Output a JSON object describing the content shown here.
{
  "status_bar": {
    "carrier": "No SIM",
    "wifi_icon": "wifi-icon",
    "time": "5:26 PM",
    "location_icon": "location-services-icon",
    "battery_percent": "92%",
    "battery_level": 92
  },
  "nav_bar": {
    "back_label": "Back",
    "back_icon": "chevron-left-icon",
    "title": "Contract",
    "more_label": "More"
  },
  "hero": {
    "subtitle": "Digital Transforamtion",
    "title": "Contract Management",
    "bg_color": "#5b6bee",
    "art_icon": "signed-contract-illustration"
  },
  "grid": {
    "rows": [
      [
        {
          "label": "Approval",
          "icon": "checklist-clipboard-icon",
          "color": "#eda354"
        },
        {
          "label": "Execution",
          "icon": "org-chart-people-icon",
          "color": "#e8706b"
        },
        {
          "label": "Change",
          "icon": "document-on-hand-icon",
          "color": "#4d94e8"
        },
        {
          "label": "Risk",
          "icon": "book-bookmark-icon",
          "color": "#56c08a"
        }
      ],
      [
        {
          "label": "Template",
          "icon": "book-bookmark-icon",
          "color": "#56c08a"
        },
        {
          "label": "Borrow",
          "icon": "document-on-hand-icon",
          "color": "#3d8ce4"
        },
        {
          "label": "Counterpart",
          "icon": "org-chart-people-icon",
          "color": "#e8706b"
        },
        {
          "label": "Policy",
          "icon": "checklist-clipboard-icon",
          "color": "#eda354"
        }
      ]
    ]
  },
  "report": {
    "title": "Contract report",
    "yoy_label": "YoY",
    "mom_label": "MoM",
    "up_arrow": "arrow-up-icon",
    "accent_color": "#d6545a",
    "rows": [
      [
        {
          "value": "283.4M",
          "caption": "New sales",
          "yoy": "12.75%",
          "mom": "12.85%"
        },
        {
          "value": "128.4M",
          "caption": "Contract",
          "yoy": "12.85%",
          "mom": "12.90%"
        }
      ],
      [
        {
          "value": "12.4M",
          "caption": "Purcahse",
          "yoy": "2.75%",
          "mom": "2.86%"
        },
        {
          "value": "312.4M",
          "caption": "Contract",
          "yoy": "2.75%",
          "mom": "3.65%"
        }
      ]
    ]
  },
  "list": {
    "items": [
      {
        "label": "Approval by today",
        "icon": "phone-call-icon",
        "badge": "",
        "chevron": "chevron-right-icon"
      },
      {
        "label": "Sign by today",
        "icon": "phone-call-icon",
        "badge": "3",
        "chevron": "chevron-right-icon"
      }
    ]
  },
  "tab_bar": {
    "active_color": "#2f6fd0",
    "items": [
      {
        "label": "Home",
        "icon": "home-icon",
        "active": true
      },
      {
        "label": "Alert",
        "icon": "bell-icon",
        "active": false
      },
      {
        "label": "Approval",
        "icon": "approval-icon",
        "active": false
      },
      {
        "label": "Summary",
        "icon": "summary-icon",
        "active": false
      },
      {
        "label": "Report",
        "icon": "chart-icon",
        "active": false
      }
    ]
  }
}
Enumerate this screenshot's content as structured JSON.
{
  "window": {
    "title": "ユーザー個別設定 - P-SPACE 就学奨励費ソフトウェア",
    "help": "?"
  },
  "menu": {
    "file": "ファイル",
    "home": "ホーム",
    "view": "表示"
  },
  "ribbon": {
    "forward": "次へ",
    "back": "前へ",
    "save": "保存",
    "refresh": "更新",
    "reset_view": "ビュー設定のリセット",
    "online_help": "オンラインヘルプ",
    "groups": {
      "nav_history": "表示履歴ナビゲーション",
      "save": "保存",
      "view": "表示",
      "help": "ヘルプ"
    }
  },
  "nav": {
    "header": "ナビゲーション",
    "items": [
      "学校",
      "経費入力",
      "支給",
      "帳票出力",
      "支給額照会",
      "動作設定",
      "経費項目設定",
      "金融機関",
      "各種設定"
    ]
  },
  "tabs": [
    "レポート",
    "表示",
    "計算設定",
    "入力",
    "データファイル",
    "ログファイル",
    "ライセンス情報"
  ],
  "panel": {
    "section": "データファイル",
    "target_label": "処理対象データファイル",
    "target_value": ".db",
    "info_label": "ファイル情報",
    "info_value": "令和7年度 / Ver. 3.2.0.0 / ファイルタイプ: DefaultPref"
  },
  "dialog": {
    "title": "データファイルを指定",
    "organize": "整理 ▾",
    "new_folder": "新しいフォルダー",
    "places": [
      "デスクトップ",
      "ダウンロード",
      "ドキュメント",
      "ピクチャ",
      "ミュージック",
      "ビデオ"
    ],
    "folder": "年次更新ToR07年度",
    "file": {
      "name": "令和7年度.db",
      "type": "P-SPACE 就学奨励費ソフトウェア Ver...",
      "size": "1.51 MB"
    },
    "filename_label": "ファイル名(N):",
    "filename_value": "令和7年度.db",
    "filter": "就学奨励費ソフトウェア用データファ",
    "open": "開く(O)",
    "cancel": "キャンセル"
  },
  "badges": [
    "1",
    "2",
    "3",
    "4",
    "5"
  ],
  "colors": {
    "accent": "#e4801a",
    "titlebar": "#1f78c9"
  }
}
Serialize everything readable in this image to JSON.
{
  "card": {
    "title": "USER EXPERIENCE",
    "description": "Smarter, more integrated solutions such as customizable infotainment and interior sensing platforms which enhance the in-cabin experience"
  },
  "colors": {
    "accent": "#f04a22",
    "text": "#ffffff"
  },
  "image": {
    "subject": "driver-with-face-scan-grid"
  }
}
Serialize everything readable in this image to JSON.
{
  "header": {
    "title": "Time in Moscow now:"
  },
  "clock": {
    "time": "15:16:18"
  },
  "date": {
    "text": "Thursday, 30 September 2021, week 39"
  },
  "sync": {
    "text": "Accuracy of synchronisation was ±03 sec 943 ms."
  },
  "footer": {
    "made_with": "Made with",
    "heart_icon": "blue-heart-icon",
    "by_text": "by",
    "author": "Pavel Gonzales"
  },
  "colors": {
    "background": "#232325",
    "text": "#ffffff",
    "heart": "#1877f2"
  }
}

## Given request
Give the count of lines in the listing above that include "content", with no other words.

## The response
2